JOB
Locate all lines with the word "xlabel". Copy them.

DATA SECTION

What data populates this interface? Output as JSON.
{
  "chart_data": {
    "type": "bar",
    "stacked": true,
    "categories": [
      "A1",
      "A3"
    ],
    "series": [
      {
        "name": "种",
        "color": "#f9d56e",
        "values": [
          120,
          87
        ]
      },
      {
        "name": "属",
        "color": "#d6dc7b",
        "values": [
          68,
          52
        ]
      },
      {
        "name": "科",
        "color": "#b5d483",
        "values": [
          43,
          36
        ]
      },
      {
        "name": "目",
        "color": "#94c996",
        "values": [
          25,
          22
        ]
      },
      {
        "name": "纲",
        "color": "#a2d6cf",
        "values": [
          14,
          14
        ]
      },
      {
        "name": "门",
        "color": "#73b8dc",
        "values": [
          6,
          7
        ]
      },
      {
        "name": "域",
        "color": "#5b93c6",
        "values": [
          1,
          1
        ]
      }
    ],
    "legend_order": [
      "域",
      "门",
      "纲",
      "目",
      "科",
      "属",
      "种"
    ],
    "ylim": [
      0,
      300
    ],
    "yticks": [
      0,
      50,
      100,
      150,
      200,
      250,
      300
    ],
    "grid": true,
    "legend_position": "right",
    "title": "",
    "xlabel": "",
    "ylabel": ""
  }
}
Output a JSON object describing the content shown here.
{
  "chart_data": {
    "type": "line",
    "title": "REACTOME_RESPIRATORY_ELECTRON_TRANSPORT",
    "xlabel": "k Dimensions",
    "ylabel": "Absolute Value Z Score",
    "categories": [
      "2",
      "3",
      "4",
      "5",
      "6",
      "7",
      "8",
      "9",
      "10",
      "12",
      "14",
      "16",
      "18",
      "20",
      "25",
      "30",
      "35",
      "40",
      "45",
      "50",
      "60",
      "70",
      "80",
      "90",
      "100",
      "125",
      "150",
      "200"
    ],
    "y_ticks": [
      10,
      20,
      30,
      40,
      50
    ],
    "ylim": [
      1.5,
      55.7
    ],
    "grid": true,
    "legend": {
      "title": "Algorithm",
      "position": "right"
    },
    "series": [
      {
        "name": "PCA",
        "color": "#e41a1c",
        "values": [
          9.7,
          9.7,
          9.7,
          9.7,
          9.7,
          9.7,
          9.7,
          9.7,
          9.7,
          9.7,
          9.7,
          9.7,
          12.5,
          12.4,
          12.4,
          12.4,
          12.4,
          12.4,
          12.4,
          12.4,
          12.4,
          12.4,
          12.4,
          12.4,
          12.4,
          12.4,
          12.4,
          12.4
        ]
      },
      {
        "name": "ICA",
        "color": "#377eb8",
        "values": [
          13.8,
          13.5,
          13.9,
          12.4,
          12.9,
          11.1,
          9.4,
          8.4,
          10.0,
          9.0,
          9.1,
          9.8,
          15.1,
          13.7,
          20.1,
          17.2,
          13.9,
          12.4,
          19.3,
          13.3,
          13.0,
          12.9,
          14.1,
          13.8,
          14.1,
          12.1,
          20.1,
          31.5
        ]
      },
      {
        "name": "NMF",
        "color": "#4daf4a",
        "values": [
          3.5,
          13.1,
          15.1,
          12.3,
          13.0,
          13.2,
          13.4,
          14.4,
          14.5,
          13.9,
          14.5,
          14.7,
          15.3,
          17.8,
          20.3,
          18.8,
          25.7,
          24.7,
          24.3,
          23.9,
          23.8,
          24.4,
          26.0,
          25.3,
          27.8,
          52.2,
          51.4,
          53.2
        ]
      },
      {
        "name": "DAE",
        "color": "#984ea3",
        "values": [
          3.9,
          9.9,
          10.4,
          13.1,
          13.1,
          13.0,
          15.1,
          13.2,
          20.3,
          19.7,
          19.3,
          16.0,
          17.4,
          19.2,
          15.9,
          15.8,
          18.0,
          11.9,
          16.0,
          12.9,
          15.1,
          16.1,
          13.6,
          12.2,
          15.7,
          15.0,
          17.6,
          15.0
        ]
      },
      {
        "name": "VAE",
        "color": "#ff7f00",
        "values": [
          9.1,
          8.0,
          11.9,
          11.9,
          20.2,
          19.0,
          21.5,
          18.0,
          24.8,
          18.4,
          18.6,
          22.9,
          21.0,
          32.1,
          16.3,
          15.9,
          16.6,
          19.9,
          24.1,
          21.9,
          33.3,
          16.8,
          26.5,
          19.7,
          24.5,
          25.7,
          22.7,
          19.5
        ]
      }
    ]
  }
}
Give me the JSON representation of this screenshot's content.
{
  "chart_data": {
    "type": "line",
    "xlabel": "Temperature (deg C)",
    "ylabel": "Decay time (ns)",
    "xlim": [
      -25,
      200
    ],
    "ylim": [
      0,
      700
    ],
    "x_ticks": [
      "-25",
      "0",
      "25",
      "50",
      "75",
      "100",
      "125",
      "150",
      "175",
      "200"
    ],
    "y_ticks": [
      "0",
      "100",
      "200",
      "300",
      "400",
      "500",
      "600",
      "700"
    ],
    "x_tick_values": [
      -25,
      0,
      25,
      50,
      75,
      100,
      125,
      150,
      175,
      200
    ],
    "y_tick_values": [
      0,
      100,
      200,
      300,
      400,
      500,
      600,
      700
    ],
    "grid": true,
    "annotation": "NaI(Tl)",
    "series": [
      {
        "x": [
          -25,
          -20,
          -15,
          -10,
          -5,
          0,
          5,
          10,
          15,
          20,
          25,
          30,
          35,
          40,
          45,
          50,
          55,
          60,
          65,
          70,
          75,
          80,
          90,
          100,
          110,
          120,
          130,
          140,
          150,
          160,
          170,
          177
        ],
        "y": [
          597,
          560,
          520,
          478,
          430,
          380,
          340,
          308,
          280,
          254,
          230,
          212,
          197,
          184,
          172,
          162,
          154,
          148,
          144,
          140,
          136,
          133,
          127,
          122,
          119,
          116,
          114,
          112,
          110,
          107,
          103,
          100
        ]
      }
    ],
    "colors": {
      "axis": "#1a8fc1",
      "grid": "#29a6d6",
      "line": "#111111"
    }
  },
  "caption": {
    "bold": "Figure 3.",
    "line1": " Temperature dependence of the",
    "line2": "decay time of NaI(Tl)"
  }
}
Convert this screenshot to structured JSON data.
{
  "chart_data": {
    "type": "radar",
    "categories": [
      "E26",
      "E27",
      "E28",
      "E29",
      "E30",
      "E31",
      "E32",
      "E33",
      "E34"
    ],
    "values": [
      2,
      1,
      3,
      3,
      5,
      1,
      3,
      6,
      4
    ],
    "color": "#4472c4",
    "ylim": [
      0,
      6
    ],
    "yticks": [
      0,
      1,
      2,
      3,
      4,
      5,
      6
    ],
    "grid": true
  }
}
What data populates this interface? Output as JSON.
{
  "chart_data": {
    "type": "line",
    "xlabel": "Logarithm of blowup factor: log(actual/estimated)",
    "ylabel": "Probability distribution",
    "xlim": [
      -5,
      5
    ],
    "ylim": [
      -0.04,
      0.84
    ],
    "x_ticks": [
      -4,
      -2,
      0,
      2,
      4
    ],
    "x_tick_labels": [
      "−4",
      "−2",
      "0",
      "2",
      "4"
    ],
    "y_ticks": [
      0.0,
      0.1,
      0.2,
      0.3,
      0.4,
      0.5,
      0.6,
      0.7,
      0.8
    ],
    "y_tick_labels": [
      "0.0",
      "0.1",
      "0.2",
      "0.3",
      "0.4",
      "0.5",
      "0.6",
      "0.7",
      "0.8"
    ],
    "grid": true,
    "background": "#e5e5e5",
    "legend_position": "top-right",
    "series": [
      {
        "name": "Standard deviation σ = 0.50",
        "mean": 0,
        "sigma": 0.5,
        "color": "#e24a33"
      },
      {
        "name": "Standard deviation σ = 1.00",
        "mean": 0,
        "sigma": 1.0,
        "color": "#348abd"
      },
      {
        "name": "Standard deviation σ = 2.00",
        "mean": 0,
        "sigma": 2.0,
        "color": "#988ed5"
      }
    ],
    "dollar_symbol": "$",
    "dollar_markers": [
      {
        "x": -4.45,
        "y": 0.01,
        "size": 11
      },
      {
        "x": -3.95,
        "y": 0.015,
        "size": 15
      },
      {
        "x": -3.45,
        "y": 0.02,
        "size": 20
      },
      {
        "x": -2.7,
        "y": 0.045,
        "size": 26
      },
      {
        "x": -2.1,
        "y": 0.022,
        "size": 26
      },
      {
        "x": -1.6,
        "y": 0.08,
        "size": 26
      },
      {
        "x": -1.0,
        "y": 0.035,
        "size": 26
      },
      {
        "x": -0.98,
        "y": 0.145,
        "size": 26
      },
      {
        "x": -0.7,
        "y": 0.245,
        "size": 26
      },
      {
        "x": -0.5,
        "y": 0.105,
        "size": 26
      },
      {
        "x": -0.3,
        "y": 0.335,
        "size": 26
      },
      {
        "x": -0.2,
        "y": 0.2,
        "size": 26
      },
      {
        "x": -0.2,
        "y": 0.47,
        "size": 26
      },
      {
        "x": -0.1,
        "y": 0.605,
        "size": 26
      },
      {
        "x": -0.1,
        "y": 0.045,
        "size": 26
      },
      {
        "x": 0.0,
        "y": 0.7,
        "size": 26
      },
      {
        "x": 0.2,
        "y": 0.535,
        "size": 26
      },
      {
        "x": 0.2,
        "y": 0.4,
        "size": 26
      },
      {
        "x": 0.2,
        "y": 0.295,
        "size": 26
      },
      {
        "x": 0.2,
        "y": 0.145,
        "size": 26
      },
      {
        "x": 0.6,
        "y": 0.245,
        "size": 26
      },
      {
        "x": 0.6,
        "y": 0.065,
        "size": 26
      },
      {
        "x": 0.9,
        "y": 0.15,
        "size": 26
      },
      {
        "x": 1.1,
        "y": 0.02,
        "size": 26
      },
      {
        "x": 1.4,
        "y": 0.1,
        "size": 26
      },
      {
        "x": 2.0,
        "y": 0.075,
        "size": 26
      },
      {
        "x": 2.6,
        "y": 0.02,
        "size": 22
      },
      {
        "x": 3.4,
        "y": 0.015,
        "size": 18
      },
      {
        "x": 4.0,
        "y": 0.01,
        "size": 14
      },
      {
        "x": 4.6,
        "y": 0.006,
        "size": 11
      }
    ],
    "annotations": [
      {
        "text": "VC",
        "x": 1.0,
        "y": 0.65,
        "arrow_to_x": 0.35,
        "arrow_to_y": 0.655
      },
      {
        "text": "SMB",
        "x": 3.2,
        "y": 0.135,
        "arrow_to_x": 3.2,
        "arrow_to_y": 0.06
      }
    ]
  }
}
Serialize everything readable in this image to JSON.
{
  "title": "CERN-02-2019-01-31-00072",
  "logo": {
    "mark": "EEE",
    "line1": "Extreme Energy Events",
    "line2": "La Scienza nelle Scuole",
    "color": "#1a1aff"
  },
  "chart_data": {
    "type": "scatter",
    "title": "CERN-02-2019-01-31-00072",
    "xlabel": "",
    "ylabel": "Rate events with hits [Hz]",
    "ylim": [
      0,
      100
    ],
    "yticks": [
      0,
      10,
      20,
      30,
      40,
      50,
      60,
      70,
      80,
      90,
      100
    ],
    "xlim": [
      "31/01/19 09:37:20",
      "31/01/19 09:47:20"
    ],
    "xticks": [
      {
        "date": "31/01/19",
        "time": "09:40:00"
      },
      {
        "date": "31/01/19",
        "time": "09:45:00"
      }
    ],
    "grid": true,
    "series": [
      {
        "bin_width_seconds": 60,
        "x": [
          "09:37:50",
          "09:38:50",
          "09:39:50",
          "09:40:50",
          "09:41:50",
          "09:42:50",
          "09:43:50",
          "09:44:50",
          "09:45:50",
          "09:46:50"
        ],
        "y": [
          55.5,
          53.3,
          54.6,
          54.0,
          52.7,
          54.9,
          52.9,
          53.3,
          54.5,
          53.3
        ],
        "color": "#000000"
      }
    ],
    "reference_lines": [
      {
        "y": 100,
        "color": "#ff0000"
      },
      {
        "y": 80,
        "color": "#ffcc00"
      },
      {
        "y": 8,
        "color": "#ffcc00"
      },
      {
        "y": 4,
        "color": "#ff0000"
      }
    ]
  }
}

CORRECT RESPONSE
    "xlabel": "",
    "xlabel": "k Dimensions",
    "xlabel": "Temperature (deg C)",
    "xlabel": "Logarithm of blowup factor: log(actual/estimated)",
    "xlabel": "",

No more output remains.